What is being asked: Could you output each line of the data that follows exactly?

Provided records:
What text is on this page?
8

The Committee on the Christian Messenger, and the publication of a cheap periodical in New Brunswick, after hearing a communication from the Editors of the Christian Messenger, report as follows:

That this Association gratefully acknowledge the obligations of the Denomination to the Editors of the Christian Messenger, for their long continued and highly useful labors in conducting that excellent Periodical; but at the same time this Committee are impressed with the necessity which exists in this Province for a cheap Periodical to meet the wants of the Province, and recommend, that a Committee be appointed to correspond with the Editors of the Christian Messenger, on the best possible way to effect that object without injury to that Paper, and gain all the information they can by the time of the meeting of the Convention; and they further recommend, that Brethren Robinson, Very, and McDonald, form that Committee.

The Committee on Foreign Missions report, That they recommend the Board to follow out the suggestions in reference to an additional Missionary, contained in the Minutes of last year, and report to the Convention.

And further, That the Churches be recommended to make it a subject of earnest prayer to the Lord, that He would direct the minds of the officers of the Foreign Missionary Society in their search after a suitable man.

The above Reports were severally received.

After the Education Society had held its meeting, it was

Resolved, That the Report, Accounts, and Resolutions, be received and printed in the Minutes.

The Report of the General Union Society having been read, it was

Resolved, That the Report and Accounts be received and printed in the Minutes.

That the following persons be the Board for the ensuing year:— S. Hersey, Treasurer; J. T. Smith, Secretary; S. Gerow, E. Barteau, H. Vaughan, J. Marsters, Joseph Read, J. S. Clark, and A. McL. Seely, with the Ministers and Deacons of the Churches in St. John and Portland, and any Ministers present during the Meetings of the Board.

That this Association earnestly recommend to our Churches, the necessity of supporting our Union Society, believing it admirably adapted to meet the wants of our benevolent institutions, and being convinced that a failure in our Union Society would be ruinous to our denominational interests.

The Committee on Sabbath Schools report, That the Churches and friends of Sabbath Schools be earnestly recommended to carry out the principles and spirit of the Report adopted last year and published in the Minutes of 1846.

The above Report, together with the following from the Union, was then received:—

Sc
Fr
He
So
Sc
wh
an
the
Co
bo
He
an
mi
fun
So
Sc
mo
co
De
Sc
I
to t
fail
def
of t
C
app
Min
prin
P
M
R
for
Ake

Finished answer:
What text is on this page?
8

The Committee on the Christian Messenger, and the publication of a cheap periodical in New Brunswick, after hearing a communication from the Editors of the Christian Messenger, report as follows:

That this Association gratefully acknowledge the obligations of the Denomination to the Editors of the Christian Messenger, for their long continued and highly useful labors in conducting that excellent Periodical; but at the same time this Committee are impressed with the necessity which exists in this Province for a cheap Periodical to meet the wants of the Province, and recommend, that a Committee be appointed to correspond with the Editors of the Christian Messenger, on the best possible way to effect that object without injury to that Paper, and gain all the information they can by the time of the meeting of the Convention; and they further recommend, that Brethren Robinson, Very, and McDonald, form that Committee.

The Committee on Foreign Missions report, That they recommend the Board to follow out the suggestions in reference to an additional Missionary, contained in the Minutes of last year, and report to the Convention.

And further, That the Churches be recommended to make it a subject of earnest prayer to the Lord, that He would direct the minds of the officers of the Foreign Missionary Society in their search after a suitable man.

The above Reports were severally received.

After the Education Society had held its meeting, it was

Resolved, That the Report, Accounts, and Resolutions, be received and printed in the Minutes.

The Report of the General Union Society having been read, it was

Resolved, That the Report and Accounts be received and printed in the Minutes.

That the following persons be the Board for the ensuing year:— S. Hersey, Treasurer; J. T. Smith, Secretary; S. Gerow, E. Barteau, H. Vaughan, J. Marsters, Joseph Read, J. S. Clark, and A. McL. Seely, with the Ministers and Deacons of the Churches in St. John and Portland, and any Ministers present during the Meetings of the Board.

That this Association earnestly recommend to our Churches, the necessity of supporting our Union Society, believing it admirably adapted to meet the wants of our benevolent institutions, and being convinced that a failure in our Union Society would be ruinous to our denominational interests.

The Committee on Sabbath Schools report, That the Churches and friends of Sabbath Schools be earnestly recommended to carry out the principles and spirit of the Report adopted last year and published in the Minutes of 1846.

The above Report, together with the following from the Union, was then received:—

Sc
Fr
He
So
Sc
wh
an
the
Co
bo
He
an
mi
fun
So
Sc
mo
co
De
Sc
I
to t
fail
def
of t
C
app
Min
prin
P
M
R
for
Ake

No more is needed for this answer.